• _Work to complete_
Copy the data that follows exactly. Include no pictures.
Begin
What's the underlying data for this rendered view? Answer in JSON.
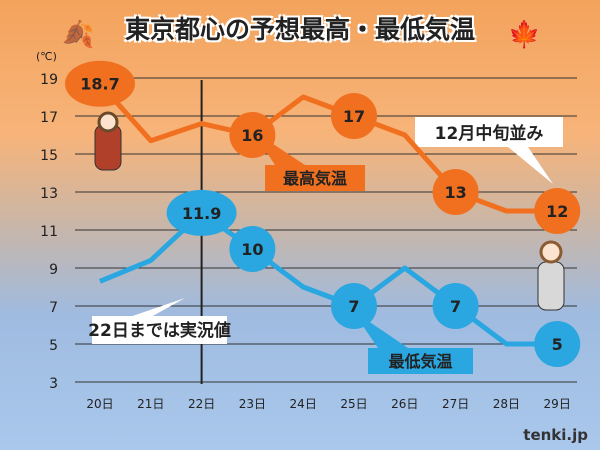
{
  "title": "東京都心の予想最高・最低気温",
  "unit": "(℃)",
  "logo": "tenki.jp",
  "chart_data": {
    "type": "line",
    "categories": [
      "20日",
      "21日",
      "22日",
      "23日",
      "24日",
      "25日",
      "26日",
      "27日",
      "28日",
      "29日"
    ],
    "ylim": [
      3,
      19
    ],
    "yticks": [
      3,
      5,
      7,
      9,
      11,
      13,
      15,
      17,
      19
    ],
    "grid": true,
    "series": [
      {
        "name": "最高気温",
        "color": "#f07020",
        "values": [
          18.7,
          15.7,
          16.6,
          16,
          18,
          17,
          16,
          13,
          12,
          12
        ],
        "labeled": [
          0,
          3,
          5,
          7,
          9
        ],
        "labels": [
          "18.7",
          "16",
          "17",
          "13",
          "12"
        ]
      },
      {
        "name": "最低気温",
        "color": "#2aa6e0",
        "values": [
          8.3,
          9.4,
          11.9,
          10,
          8,
          7,
          9,
          7,
          5,
          5
        ],
        "labeled": [
          2,
          3,
          5,
          7,
          9
        ],
        "labels": [
          "11.9",
          "10",
          "7",
          "7",
          "5"
        ]
      }
    ],
    "annotations": [
      "22日までは実況値",
      "12月中旬並み"
    ],
    "divider_after": "22日"
  }
}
End
• _Solution for this task_
What's the underlying data for this rendered view? Answer in JSON.
{
  "title": "東京都心の予想最高・最低気温",
  "unit": "(℃)",
  "logo": "tenki.jp",
  "chart_data": {
    "type": "line",
    "categories": [
      "20日",
      "21日",
      "22日",
      "23日",
      "24日",
      "25日",
      "26日",
      "27日",
      "28日",
      "29日"
    ],
    "ylim": [
      3,
      19
    ],
    "yticks": [
      3,
      5,
      7,
      9,
      11,
      13,
      15,
      17,
      19
    ],
    "grid": true,
    "series": [
      {
        "name": "最高気温",
        "color": "#f07020",
        "values": [
          18.7,
          15.7,
          16.6,
          16,
          18,
          17,
          16,
          13,
          12,
          12
        ],
        "labeled": [
          0,
          3,
          5,
          7,
          9
        ],
        "labels": [
          "18.7",
          "16",
          "17",
          "13",
          "12"
        ]
      },
      {
        "name": "最低気温",
        "color": "#2aa6e0",
        "values": [
          8.3,
          9.4,
          11.9,
          10,
          8,
          7,
          9,
          7,
          5,
          5
        ],
        "labeled": [
          2,
          3,
          5,
          7,
          9
        ],
        "labels": [
          "11.9",
          "10",
          "7",
          "7",
          "5"
        ]
      }
    ],
    "annotations": [
      "22日までは実況値",
      "12月中旬並み"
    ],
    "divider_after": "22日"
  }
}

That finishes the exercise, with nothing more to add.